> _PROBLEM TO SOLVE_:
Can you write out the whole listing exactly?

> _LISTING_:
=======

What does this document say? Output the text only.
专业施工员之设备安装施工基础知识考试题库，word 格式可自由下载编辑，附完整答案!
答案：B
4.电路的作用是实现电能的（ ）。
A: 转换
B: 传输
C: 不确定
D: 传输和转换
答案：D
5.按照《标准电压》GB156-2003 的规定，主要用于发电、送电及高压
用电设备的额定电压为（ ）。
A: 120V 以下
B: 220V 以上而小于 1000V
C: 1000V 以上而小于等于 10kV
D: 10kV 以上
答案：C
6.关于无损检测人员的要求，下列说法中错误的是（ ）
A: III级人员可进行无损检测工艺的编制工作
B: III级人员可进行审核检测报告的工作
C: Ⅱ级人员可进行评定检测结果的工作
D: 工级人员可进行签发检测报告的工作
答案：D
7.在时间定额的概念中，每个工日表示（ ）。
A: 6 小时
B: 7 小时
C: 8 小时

=======

> _CORRECT ANSWER_:
What does this document say? Output the text only.
专业施工员之设备安装施工基础知识考试题库，word 格式可自由下载编辑，附完整答案!
答案：B
4.电路的作用是实现电能的（ ）。
A: 转换
B: 传输
C: 不确定
D: 传输和转换
答案：D
5.按照《标准电压》GB156-2003 的规定，主要用于发电、送电及高压
用电设备的额定电压为（ ）。
A: 120V 以下
B: 220V 以上而小于 1000V
C: 1000V 以上而小于等于 10kV
D: 10kV 以上
答案：C
6.关于无损检测人员的要求，下列说法中错误的是（ ）
A: III级人员可进行无损检测工艺的编制工作
B: III级人员可进行审核检测报告的工作
C: Ⅱ级人员可进行评定检测结果的工作
D: 工级人员可进行签发检测报告的工作
答案：D
7.在时间定额的概念中，每个工日表示（ ）。
A: 6 小时
B: 7 小时
C: 8 小时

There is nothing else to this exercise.